Gather all lines from the material that contain the word "Итого".

++++

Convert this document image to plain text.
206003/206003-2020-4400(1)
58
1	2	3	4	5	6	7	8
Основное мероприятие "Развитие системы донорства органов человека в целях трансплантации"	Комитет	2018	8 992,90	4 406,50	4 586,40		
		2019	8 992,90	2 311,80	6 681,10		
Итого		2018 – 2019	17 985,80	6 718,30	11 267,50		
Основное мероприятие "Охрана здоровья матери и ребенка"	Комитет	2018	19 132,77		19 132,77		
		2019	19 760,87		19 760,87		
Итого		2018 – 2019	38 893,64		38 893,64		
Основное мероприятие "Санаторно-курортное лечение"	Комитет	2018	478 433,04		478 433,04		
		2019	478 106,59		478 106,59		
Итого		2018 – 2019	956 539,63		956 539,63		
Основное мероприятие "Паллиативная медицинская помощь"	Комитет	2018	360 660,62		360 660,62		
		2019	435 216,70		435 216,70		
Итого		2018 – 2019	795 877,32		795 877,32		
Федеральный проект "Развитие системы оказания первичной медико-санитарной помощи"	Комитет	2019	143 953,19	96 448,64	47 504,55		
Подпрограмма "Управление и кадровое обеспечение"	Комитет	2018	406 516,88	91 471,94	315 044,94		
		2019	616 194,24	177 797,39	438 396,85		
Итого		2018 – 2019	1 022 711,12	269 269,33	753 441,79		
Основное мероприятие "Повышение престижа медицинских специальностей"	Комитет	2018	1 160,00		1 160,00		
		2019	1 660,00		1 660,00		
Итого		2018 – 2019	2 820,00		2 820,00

++++

→ **Complete answer**:
Итого		2018 – 2019	17 985,80	6 718,30	11 267,50		
Итого		2018 – 2019	38 893,64		38 893,64		
Итого		2018 – 2019	956 539,63		956 539,63		
Итого		2018 – 2019	795 877,32		795 877,32		
Итого		2018 – 2019	1 022 711,12	269 269,33	753 441,79		
Итого		2018 – 2019	2 820,00		2 820,00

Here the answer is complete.